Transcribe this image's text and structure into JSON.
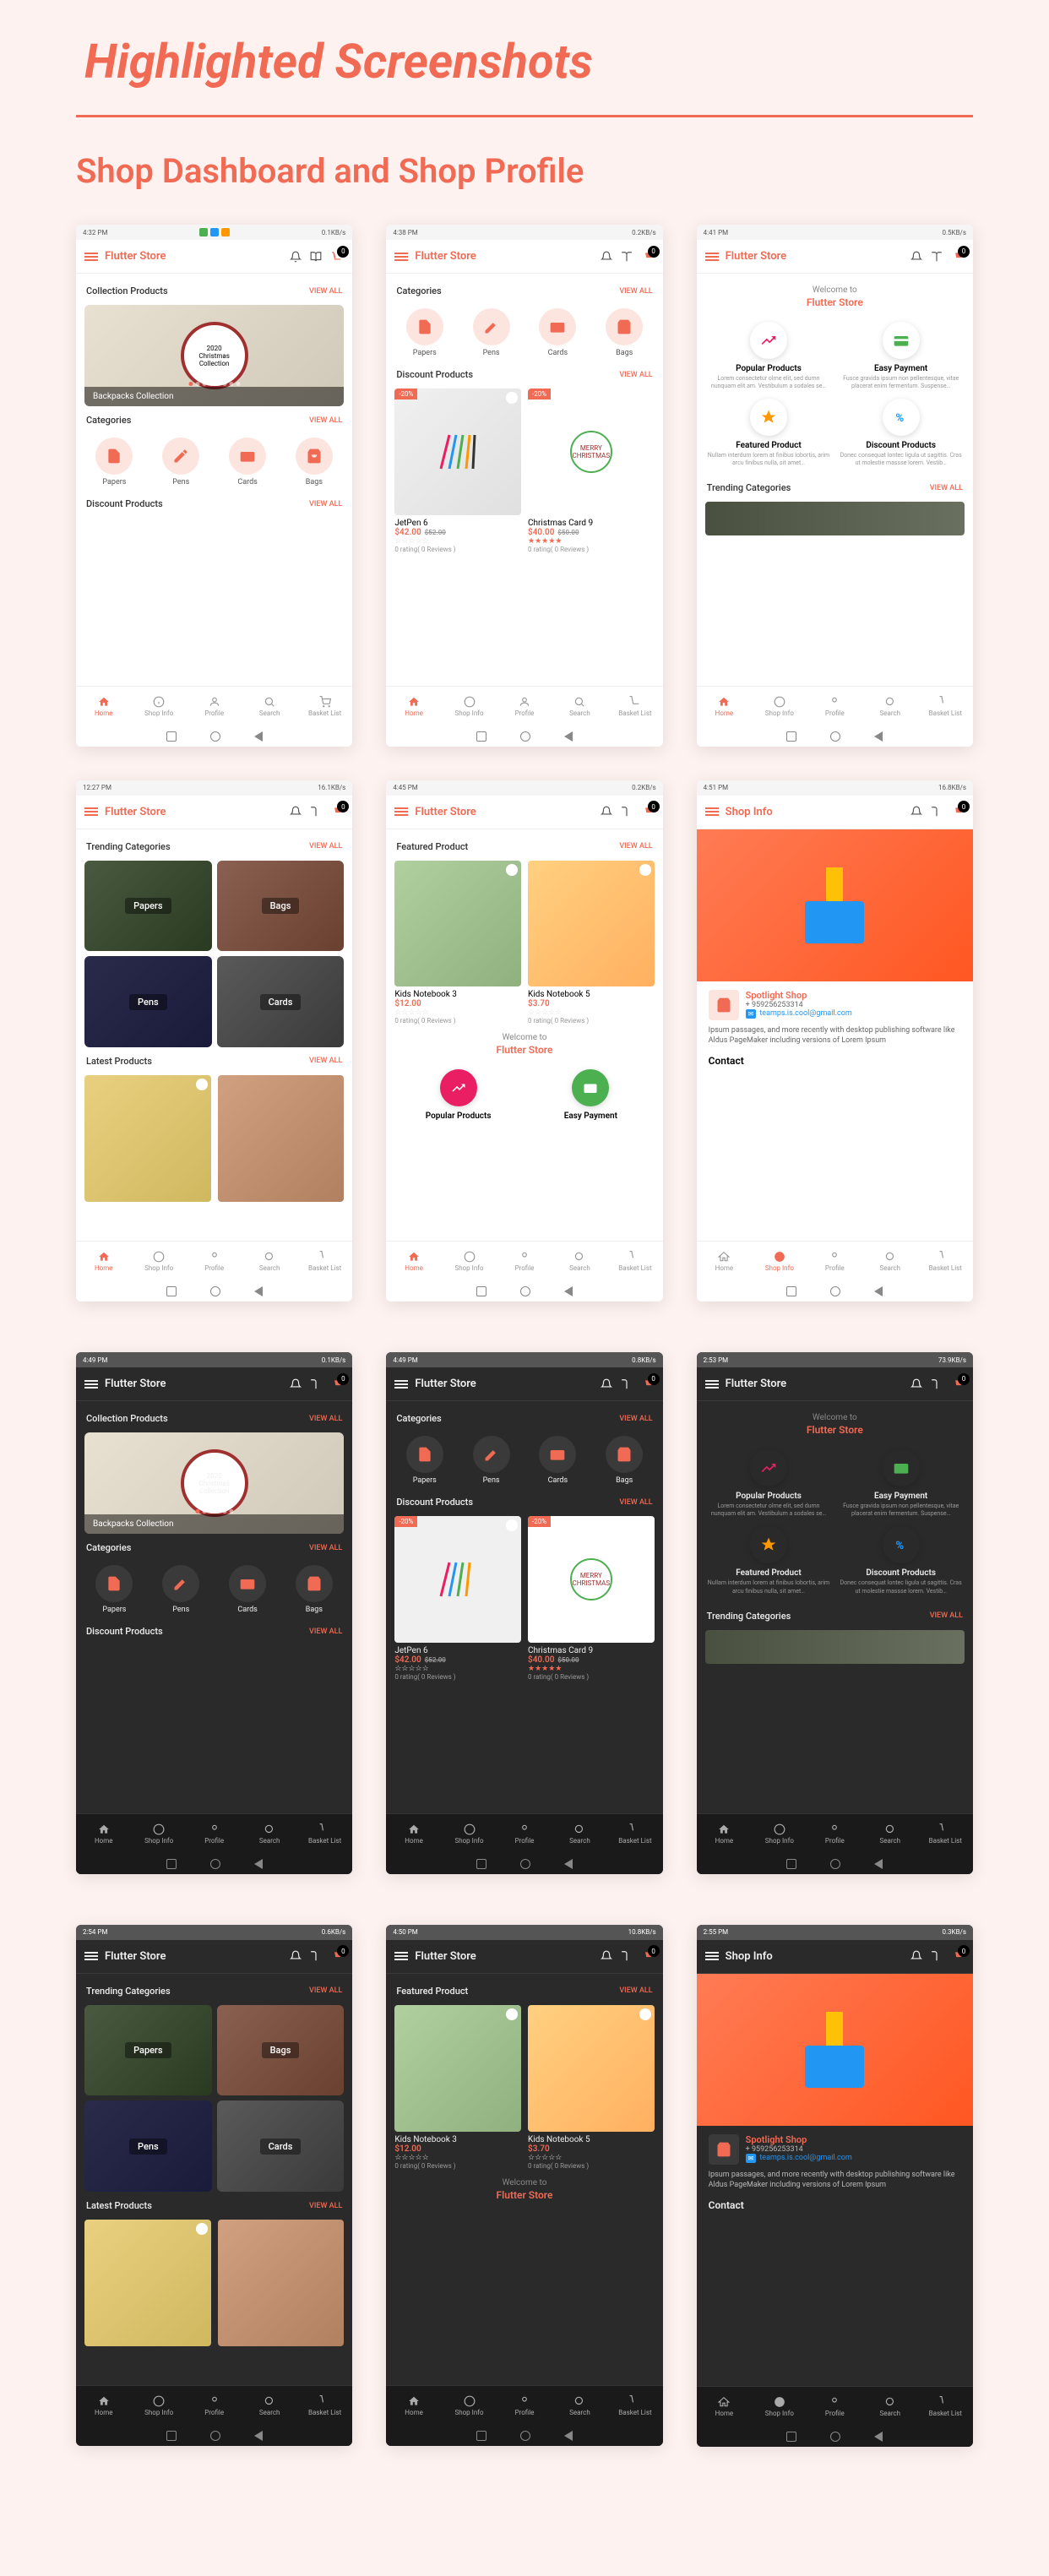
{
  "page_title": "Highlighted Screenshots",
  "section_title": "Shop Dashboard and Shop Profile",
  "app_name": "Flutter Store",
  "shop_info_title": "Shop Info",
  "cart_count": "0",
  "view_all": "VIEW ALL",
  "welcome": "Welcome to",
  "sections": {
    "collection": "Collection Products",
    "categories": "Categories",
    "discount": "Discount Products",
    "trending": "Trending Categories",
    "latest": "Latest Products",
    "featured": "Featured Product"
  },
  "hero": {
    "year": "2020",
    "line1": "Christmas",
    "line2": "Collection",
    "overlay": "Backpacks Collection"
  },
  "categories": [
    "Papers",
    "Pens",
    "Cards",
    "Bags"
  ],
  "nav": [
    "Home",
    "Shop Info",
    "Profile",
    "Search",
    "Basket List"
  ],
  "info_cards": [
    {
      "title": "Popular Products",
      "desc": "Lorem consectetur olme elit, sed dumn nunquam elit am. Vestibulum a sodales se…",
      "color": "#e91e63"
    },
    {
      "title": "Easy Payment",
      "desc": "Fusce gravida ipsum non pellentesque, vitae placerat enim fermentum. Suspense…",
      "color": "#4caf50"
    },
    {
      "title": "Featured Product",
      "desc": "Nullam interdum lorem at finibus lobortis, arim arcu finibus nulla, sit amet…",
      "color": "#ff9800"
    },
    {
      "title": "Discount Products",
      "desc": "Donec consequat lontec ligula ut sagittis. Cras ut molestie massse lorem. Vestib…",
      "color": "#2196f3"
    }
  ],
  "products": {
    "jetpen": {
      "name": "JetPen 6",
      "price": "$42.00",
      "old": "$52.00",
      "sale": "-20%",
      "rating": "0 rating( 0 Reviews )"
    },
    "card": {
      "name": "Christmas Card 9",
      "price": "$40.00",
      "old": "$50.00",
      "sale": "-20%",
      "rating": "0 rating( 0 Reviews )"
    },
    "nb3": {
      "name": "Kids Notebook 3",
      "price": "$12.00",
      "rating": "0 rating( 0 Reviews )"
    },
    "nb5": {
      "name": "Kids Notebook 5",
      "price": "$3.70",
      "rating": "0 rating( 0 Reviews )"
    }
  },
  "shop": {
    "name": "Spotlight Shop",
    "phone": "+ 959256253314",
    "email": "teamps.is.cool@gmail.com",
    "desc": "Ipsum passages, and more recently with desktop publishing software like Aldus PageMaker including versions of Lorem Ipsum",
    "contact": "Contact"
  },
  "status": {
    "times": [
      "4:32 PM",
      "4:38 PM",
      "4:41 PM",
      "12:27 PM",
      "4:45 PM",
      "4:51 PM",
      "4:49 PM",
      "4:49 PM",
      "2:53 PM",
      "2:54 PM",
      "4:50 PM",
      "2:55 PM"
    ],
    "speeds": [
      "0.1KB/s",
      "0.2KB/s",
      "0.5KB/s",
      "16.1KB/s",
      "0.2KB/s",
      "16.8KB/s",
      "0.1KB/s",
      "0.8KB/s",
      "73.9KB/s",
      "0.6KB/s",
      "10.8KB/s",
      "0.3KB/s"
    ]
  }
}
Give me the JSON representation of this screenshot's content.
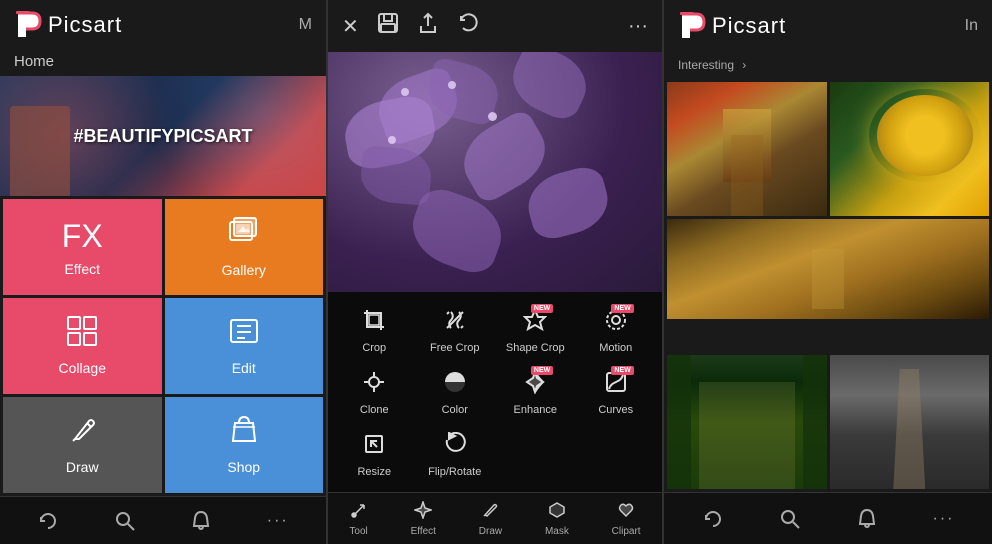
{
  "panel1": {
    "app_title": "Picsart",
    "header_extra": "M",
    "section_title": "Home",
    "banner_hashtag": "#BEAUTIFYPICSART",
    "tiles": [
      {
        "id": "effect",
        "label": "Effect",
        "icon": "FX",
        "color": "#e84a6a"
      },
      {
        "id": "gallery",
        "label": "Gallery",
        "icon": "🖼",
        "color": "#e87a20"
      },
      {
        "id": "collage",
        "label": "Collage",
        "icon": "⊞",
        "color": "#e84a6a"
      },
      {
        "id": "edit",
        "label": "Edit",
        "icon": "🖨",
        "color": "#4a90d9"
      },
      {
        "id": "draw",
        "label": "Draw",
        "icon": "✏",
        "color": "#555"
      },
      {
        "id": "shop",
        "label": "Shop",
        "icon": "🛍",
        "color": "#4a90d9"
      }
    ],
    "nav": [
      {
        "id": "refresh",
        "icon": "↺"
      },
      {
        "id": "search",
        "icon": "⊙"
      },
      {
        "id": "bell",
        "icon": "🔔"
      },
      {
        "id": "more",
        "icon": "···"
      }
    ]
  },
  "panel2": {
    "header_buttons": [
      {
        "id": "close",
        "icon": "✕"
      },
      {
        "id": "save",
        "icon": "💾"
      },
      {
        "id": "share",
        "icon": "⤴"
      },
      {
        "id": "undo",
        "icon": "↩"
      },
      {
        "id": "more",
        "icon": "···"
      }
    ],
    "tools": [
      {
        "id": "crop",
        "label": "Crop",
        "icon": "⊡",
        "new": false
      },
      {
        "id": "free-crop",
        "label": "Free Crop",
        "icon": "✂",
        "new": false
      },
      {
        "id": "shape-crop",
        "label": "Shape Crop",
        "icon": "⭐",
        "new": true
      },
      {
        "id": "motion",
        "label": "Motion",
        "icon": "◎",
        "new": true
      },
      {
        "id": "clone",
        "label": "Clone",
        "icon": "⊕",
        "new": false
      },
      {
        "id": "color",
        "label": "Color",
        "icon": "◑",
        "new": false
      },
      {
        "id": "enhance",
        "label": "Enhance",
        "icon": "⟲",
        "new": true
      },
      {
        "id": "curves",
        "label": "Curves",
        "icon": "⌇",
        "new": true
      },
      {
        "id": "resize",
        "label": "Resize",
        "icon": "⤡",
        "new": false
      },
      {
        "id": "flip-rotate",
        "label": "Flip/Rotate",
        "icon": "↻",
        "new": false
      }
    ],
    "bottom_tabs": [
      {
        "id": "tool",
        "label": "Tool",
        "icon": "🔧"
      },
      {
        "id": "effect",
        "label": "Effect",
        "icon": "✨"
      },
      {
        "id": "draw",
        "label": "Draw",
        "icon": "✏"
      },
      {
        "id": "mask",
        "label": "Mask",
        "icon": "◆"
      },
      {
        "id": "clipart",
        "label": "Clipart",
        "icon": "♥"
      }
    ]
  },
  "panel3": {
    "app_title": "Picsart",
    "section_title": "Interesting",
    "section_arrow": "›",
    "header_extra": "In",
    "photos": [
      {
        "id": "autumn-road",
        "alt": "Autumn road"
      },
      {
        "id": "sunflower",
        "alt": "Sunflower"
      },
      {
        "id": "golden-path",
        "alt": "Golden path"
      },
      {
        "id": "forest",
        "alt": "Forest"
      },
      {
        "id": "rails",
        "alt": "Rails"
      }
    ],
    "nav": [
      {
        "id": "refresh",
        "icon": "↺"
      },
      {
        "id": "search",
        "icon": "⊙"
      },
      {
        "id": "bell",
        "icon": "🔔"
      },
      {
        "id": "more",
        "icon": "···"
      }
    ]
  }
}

----------

▶ _TASK STATEMENT_: Count every line above that holds the string "this" and give the total, nothing more.

▶ _EXERCISE SOLUTION_: 2